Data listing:
# # # #

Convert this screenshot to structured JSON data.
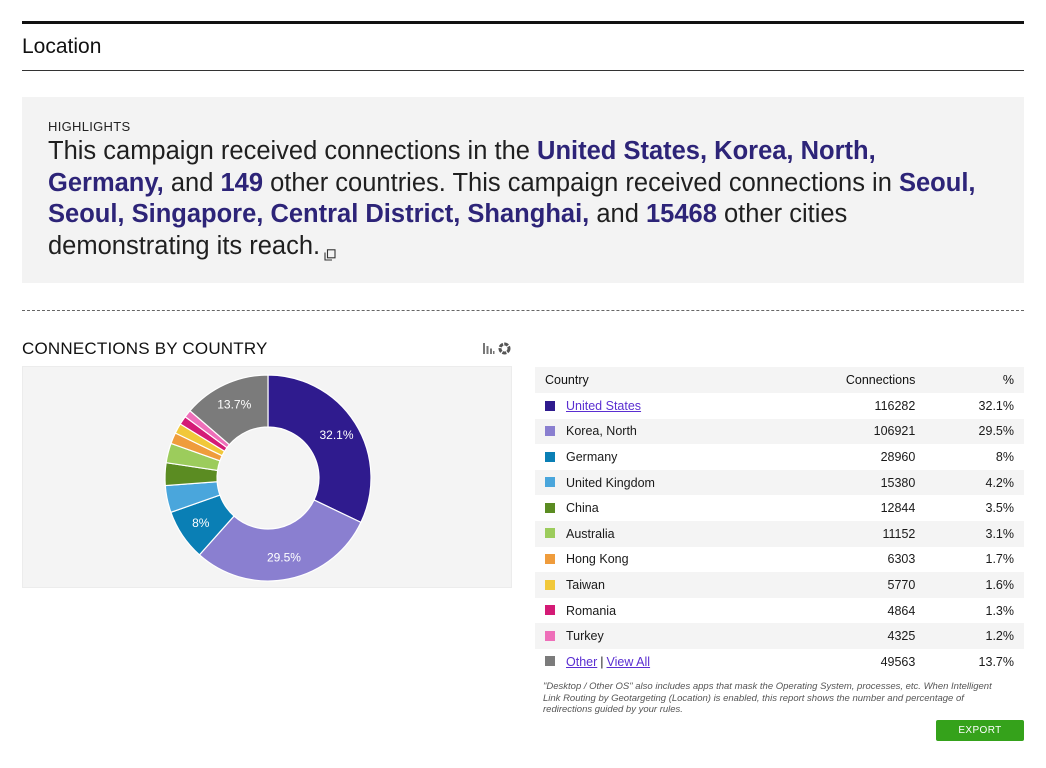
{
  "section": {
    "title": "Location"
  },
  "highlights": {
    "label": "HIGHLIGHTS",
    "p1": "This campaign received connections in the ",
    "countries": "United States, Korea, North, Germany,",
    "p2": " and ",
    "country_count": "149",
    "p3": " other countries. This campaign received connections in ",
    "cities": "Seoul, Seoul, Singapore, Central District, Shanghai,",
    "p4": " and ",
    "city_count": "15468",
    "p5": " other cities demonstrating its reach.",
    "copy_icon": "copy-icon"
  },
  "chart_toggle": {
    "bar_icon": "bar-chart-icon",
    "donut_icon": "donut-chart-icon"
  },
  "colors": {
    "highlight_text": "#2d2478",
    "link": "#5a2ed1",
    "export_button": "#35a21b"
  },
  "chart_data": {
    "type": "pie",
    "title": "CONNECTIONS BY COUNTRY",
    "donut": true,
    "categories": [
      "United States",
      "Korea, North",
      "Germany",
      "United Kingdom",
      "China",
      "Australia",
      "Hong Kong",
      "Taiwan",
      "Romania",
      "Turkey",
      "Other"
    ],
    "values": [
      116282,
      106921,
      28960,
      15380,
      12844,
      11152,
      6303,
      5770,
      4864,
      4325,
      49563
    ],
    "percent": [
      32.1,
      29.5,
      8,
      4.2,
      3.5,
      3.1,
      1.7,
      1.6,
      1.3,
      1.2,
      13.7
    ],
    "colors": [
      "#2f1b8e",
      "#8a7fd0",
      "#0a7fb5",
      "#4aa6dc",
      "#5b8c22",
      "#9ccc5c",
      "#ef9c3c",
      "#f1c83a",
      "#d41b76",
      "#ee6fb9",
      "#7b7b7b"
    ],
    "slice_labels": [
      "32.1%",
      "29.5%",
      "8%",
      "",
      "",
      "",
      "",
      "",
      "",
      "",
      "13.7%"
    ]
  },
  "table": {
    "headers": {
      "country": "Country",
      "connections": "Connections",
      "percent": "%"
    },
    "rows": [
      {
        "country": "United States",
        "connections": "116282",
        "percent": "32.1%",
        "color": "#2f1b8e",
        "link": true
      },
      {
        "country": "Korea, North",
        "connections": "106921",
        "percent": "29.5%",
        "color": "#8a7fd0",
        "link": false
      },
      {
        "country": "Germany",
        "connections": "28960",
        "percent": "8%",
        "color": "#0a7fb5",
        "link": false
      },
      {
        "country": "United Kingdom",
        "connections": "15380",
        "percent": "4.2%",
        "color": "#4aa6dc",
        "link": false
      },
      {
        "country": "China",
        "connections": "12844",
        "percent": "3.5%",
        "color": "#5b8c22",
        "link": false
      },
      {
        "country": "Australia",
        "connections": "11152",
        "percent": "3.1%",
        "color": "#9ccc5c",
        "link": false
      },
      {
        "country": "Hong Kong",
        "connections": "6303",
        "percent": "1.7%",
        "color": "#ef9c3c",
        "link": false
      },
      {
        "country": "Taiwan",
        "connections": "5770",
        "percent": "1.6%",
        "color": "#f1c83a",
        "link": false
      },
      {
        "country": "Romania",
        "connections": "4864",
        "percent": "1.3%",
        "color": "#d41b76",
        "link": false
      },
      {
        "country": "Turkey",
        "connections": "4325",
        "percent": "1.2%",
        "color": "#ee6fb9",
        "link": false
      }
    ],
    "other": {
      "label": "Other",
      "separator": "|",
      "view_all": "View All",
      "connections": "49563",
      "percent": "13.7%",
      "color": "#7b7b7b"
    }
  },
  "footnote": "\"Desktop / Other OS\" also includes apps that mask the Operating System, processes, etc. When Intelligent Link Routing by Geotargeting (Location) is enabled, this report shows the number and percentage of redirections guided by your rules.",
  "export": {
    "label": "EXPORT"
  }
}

# # # #

Your task> Gather up the lines that contain the word "cities".

Solved exercise>
    "cities": "Seoul, Seoul, Singapore, Central District, Shanghai,",
    "p5": " other cities demonstrating its reach.",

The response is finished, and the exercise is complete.